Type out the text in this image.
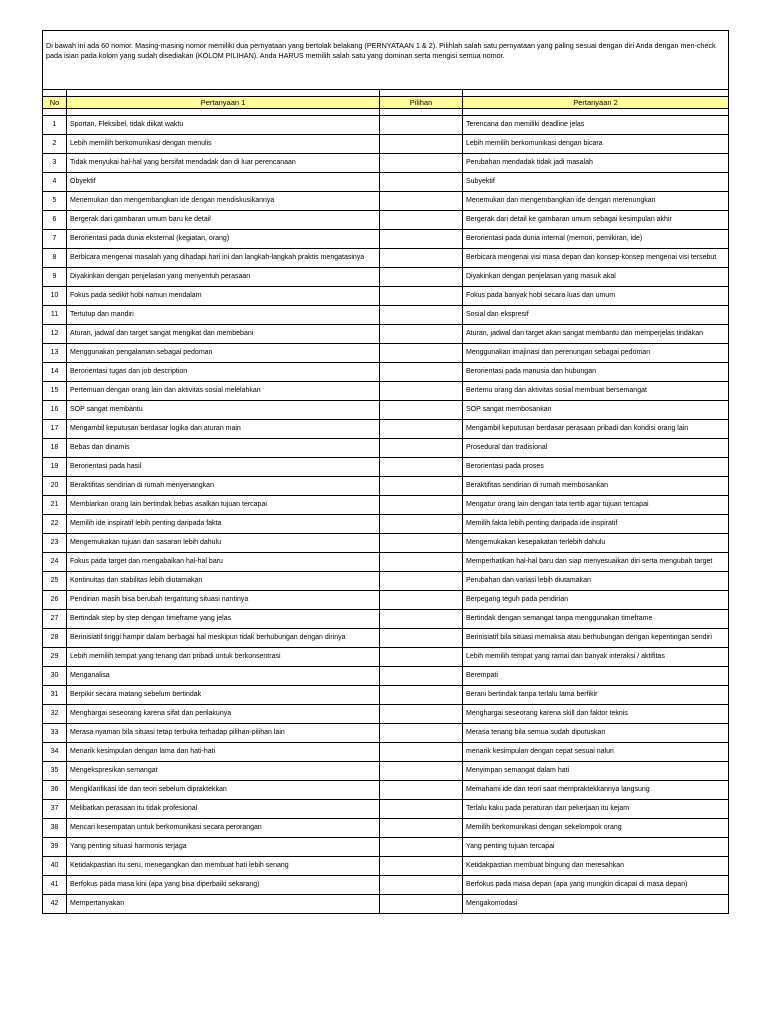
Di bawah ini ada 60 nomor. Masing-masing nomor memiliki dua pernyataan yang bertolak belakang (PERNYATAAN 1 & 2). Pilihlah salah satu pernyataan yang paling sesuai dengan diri Anda dengan men-check pada isian pada kolom yang sudah disediakan (KOLOM PILIHAN). Anda HARUS memilih salah satu yang dominan serta mengisi semua nomor.			

No	Pertanyaan 1	Pilihan	Pertanyaan 2

1	Sportan, Fleksibel, tidak diikat waktu		Terencana dan memiliki deadline jelas
2	Lebih memilih berkomunikasi dengan menulis		Lebih memilih berkomunikasi dengan bicara
3	Tidak menyukai hal-hal yang bersifat mendadak dan di luar perencanaan		Perubahan mendadak tidak jadi masalah
4	Obyektif		Subyektif
5	Menemukan dan mengembangkan ide dengan mendiskusikannya		Menemukan dan mengembangkan ide dengan merenungkan
6	Bergerak dari gambaran umum baru ke detail		Bergerak dari detail ke gambaran umum sebagai kesimpulan akhir
7	Berorientasi pada dunia eksternal (kegiatan, orang)		Berorientasi pada dunia internal (memori, pemikiran, ide)
8	Berbicara mengenai masalah yang dihadapi hari ini dan langkah-langkah praktis mengatasinya		Berbicara mengenai visi masa depan dan konsep-konsep mengenai visi tersebut
9	Diyakinkan dengan penjelasan yang menyentuh perasaan		Diyakinkan dengan penjelasan yang masuk akal
10	Fokus pada sedikit hobi namun mendalam		Fokus pada banyak hobi secara luas dan umum
11	Tertutup dan mandiri		Sosial dan ekspresif
12	Aturan, jadwal dan target sangat mengikat dan membebani		Aturan, jadwal dan target akan sangat membantu dan memperjelas tindakan
13	Menggunakan pengalaman sebagai pedoman		Menggunakan imajinasi dan perenungan sebagai pedoman
14	Berorientasi tugas dan job description		Berorientasi pada manusia dan hubungan
15	Pertemuan dengan orang lain dan aktivitas sosial melelahkan		Bertemu orang dan aktivitas sosial membuat bersemangat
16	SOP sangat membantu		SOP sangat membosankan
17	Mengambil keputusan berdasar logika dan aturan main		Mengambil keputusan berdasar perasaan pribadi dan kondisi orang lain
18	Bebas dan dinamis		Prosedural dan tradisional
19	Berorientasi pada hasil		Berorientasi pada proses
20	Beraktifitas sendirian di rumah menyenangkan		Beraktifitas sendirian di rumah membosankan
21	Membiarkan orang lain bertindak bebas asalkan tujuan tercapai		Mengatur orang lain dengan tata tertib agar tujuan tercapai
22	Memilih ide inspiratif lebih penting daripada fakta		Memilih fakta lebih penting daripada ide inspiratif
23	Mengemukakan tujuan dan sasaran lebih dahulu		Mengemukakan kesepakatan terlebih dahulu
24	Fokus pada target dan mengabaikan hal-hal baru		Memperhatikan hal-hal baru dan siap menyesuaikan diri serta mengubah target
25	Kontinuitas dan stabilitas lebih diutamakan		Perubahan dan variasi lebih diutamakan
26	Pendirian masih bisa berubah tergantung situasi nantinya		Berpegang teguh pada pendirian
27	Bertindak step by step dengan timeframe yang jelas		Bertindak dengan semangat tanpa menggunakan timeframe
28	Berinisiatif tinggi hampir dalam berbagai hal meskipun tidak berhubungan dengan dirinya		Berinisiatif bila situasi memaksa atau berhubungan dengan kepentingan sendiri
29	Lebih memilih tempat yang tenang dan pribadi untuk berkonsentrasi		Lebih memilih tempat yang ramai dan banyak interaksi / aktifitas
30	Menganalisa		Berempati
31	Berpikir secara matang sebelum bertindak		Berani bertindak tanpa terlalu lama berfikir
32	Menghargai seseorang karena sifat dan perilakunya		Menghargai seseorang karena skill dan faktor teknis
33	Merasa nyaman bila situasi tetap terbuka terhadap pilihan-pilihan lain		Merasa tenang bila semua sudah diputuskan
34	Menarik kesimpulan dengan lama dan hati-hati		menarik kesimpulan dengan cepat sesuai naluri
35	Mengekspresikan semangat		Menyimpan semangat dalam hati
36	Mengklarifikasi ide dan teori sebelum dipraktekkan		Memahami ide dan teori saat mempraktekkannya langsung
37	Melibatkan perasaan itu tidak profesional		Terlalu kaku pada peraturan dan pekerjaan itu kejam
38	Mencari kesempatan untuk berkomunikasi secara perorangan		Memilih berkomunikasi dengan sekelompok orang
39	Yang penting situasi harmonis terjaga		Yang penting tujuan tercapai
40	Ketidakpastian itu seru, menegangkan dan membuat hati lebih senang		Ketidakpastian membuat bingung dan meresahkan
41	Berfokus pada masa kini (apa yang bisa diperbaiki sekarang)		Berfokus pada masa depan (apa yang mungkin dicapai di masa depan)
42	Mempertanyakan		Mengakomodasi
--------------------
Task requirements: Transcribe every entry word for word, but skip the pictures.

Full output:
Type out the text in this image.
Di bawah ini ada 60 nomor. Masing-masing nomor memiliki dua pernyataan yang bertolak belakang (PERNYATAAN 1 & 2). Pilihlah salah satu pernyataan yang paling sesuai dengan diri Anda dengan men-check pada isian pada kolom yang sudah disediakan (KOLOM PILIHAN). Anda HARUS memilih salah satu yang dominan serta mengisi semua nomor.			

No	Pertanyaan 1	Pilihan	Pertanyaan 2

1	Sportan, Fleksibel, tidak diikat waktu		Terencana dan memiliki deadline jelas
2	Lebih memilih berkomunikasi dengan menulis		Lebih memilih berkomunikasi dengan bicara
3	Tidak menyukai hal-hal yang bersifat mendadak dan di luar perencanaan		Perubahan mendadak tidak jadi masalah
4	Obyektif		Subyektif
5	Menemukan dan mengembangkan ide dengan mendiskusikannya		Menemukan dan mengembangkan ide dengan merenungkan
6	Bergerak dari gambaran umum baru ke detail		Bergerak dari detail ke gambaran umum sebagai kesimpulan akhir
7	Berorientasi pada dunia eksternal (kegiatan, orang)		Berorientasi pada dunia internal (memori, pemikiran, ide)
8	Berbicara mengenai masalah yang dihadapi hari ini dan langkah-langkah praktis mengatasinya		Berbicara mengenai visi masa depan dan konsep-konsep mengenai visi tersebut
9	Diyakinkan dengan penjelasan yang menyentuh perasaan		Diyakinkan dengan penjelasan yang masuk akal
10	Fokus pada sedikit hobi namun mendalam		Fokus pada banyak hobi secara luas dan umum
11	Tertutup dan mandiri		Sosial dan ekspresif
12	Aturan, jadwal dan target sangat mengikat dan membebani		Aturan, jadwal dan target akan sangat membantu dan memperjelas tindakan
13	Menggunakan pengalaman sebagai pedoman		Menggunakan imajinasi dan perenungan sebagai pedoman
14	Berorientasi tugas dan job description		Berorientasi pada manusia dan hubungan
15	Pertemuan dengan orang lain dan aktivitas sosial melelahkan		Bertemu orang dan aktivitas sosial membuat bersemangat
16	SOP sangat membantu		SOP sangat membosankan
17	Mengambil keputusan berdasar logika dan aturan main		Mengambil keputusan berdasar perasaan pribadi dan kondisi orang lain
18	Bebas dan dinamis		Prosedural dan tradisional
19	Berorientasi pada hasil		Berorientasi pada proses
20	Beraktifitas sendirian di rumah menyenangkan		Beraktifitas sendirian di rumah membosankan
21	Membiarkan orang lain bertindak bebas asalkan tujuan tercapai		Mengatur orang lain dengan tata tertib agar tujuan tercapai
22	Memilih ide inspiratif lebih penting daripada fakta		Memilih fakta lebih penting daripada ide inspiratif
23	Mengemukakan tujuan dan sasaran lebih dahulu		Mengemukakan kesepakatan terlebih dahulu
24	Fokus pada target dan mengabaikan hal-hal baru		Memperhatikan hal-hal baru dan siap menyesuaikan diri serta mengubah target
25	Kontinuitas dan stabilitas lebih diutamakan		Perubahan dan variasi lebih diutamakan
26	Pendirian masih bisa berubah tergantung situasi nantinya		Berpegang teguh pada pendirian
27	Bertindak step by step dengan timeframe yang jelas		Bertindak dengan semangat tanpa menggunakan timeframe
28	Berinisiatif tinggi hampir dalam berbagai hal meskipun tidak berhubungan dengan dirinya		Berinisiatif bila situasi memaksa atau berhubungan dengan kepentingan sendiri
29	Lebih memilih tempat yang tenang dan pribadi untuk berkonsentrasi		Lebih memilih tempat yang ramai dan banyak interaksi / aktifitas
30	Menganalisa		Berempati
31	Berpikir secara matang sebelum bertindak		Berani bertindak tanpa terlalu lama berfikir
32	Menghargai seseorang karena sifat dan perilakunya		Menghargai seseorang karena skill dan faktor teknis
33	Merasa nyaman bila situasi tetap terbuka terhadap pilihan-pilihan lain		Merasa tenang bila semua sudah diputuskan
34	Menarik kesimpulan dengan lama dan hati-hati		menarik kesimpulan dengan cepat sesuai naluri
35	Mengekspresikan semangat		Menyimpan semangat dalam hati
36	Mengklarifikasi ide dan teori sebelum dipraktekkan		Memahami ide dan teori saat mempraktekkannya langsung
37	Melibatkan perasaan itu tidak profesional		Terlalu kaku pada peraturan dan pekerjaan itu kejam
38	Mencari kesempatan untuk berkomunikasi secara perorangan		Memilih berkomunikasi dengan sekelompok orang
39	Yang penting situasi harmonis terjaga		Yang penting tujuan tercapai
40	Ketidakpastian itu seru, menegangkan dan membuat hati lebih senang		Ketidakpastian membuat bingung dan meresahkan
41	Berfokus pada masa kini (apa yang bisa diperbaiki sekarang)		Berfokus pada masa depan (apa yang mungkin dicapai di masa depan)
42	Mempertanyakan		Mengakomodasi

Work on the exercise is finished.